**PROBLEM DETAILS**
Output the full listing below exactly, without the pictures.

Stored data:
#####
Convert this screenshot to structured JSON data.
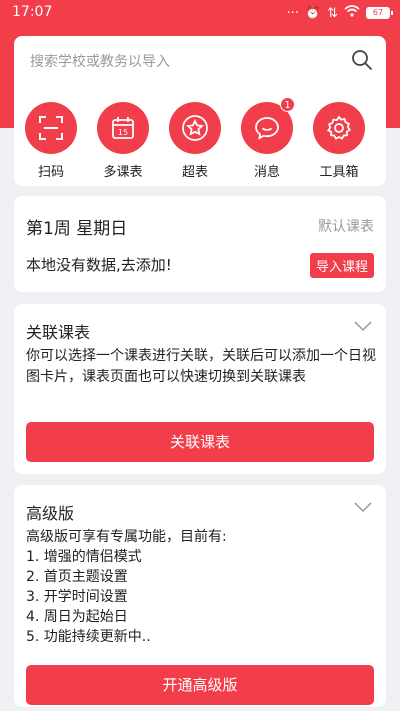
{
  "status": {
    "time": "17:07",
    "battery": "67"
  },
  "search": {
    "placeholder": "搜索学校或教务以导入"
  },
  "quick_actions": [
    {
      "label": "扫码",
      "icon": "scan-icon"
    },
    {
      "label": "多课表",
      "icon": "calendar-icon"
    },
    {
      "label": "超表",
      "icon": "star-icon"
    },
    {
      "label": "消息",
      "icon": "chat-icon",
      "badge": "1"
    },
    {
      "label": "工具箱",
      "icon": "gear-icon"
    }
  ],
  "week": {
    "title": "第1周  星期日",
    "default_label": "默认课表",
    "empty_text": "本地没有数据,去添加!",
    "import_label": "导入课程"
  },
  "link_section": {
    "title": "关联课表",
    "description": "你可以选择一个课表进行关联，关联后可以添加一个日视图卡片，课表页面也可以快速切换到关联课表",
    "button_label": "关联课表"
  },
  "pro_section": {
    "title": "高级版",
    "intro": "高级版可享有专属功能，目前有:",
    "features": [
      "1. 增强的情侣模式",
      "2. 首页主题设置",
      "3. 开学时间设置",
      "4. 周日为起始日",
      "5. 功能持续更新中.."
    ],
    "button_label": "开通高级版"
  },
  "colors": {
    "accent": "#f23d4b",
    "background": "#eef0f3"
  }
}
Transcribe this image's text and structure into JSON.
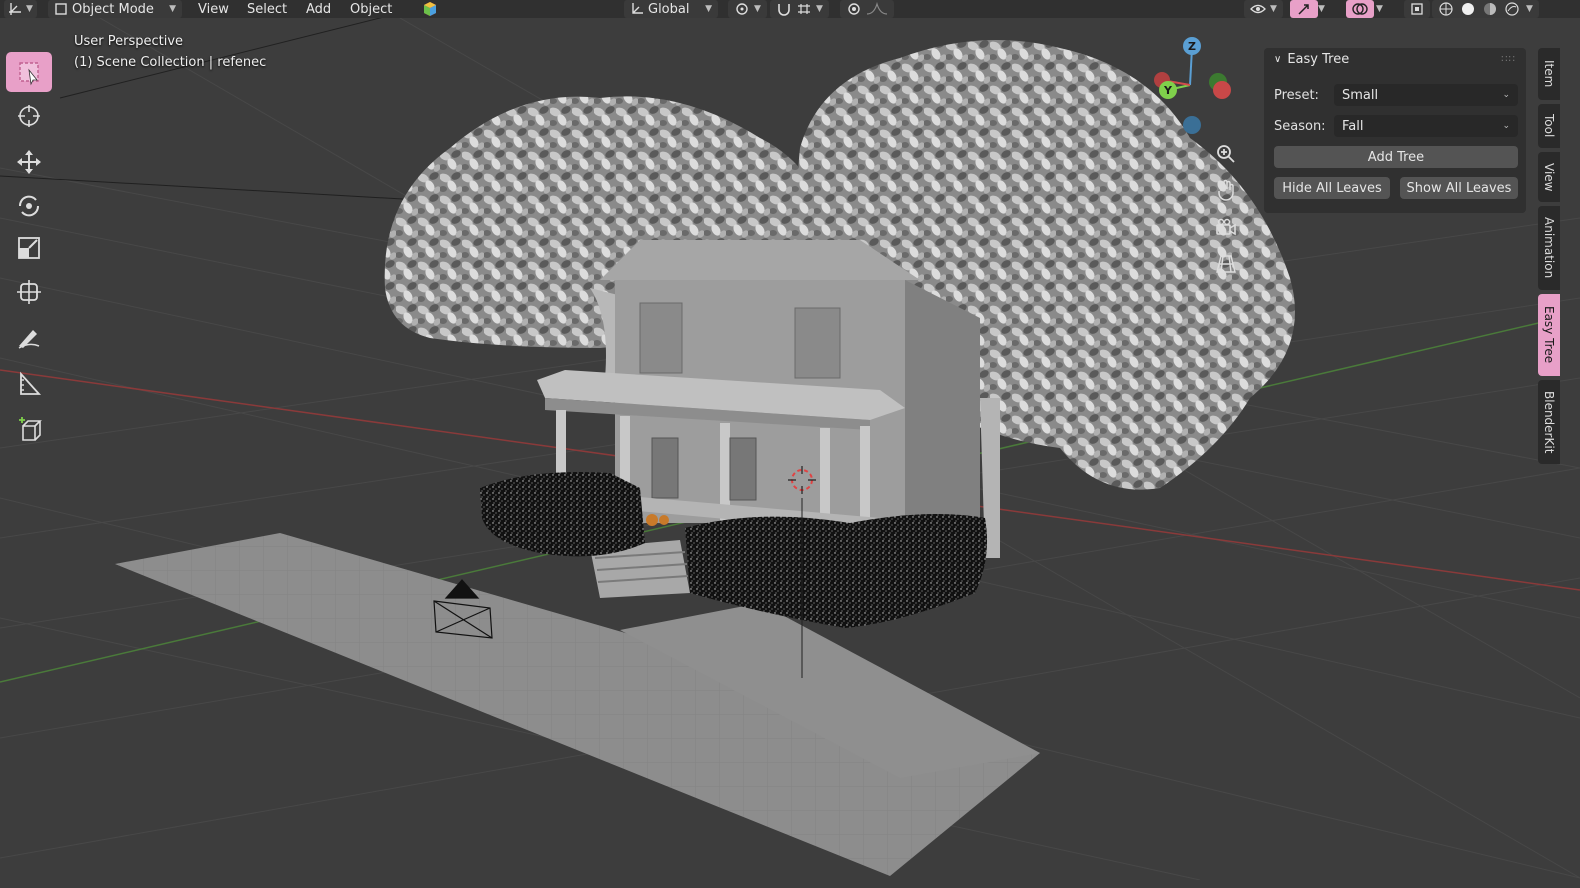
#####
**RESPONSE**
Convert this screenshot to structured JSON data.
{
  "status": {
    "time": "17:07",
    "battery": "67"
  },
  "search": {
    "placeholder": "搜索学校或教务以导入"
  },
  "quick_actions": [
    {
      "label": "扫码",
      "icon": "scan-icon"
    },
    {
      "label": "多课表",
      "icon": "calendar-icon"
    },
    {
      "label": "超表",
      "icon": "star-icon"
    },
    {
      "label": "消息",
      "icon": "chat-icon",
      "badge": "1"
    },
    {
      "label": "工具箱",
      "icon": "gear-icon"
    }
  ],
  "week": {
    "title": "第1周  星期日",
    "default_label": "默认课表",
    "empty_text": "本地没有数据,去添加!",
    "import_label": "导入课程"
  },
  "link_section": {
    "title": "关联课表",
    "description": "你可以选择一个课表进行关联，关联后可以添加一个日视图卡片，课表页面也可以快速切换到关联课表",
    "button_label": "关联课表"
  },
  "pro_section": {
    "title": "高级版",
    "intro": "高级版可享有专属功能，目前有:",
    "features": [
      "1. 增强的情侣模式",
      "2. 首页主题设置",
      "3. 开学时间设置",
      "4. 周日为起始日",
      "5. 功能持续更新中.."
    ],
    "button_label": "开通高级版"
  },
  "colors": {
    "accent": "#f23d4b",
    "background": "#eef0f3"
  }
}
Transcribe this image's text and structure into JSON.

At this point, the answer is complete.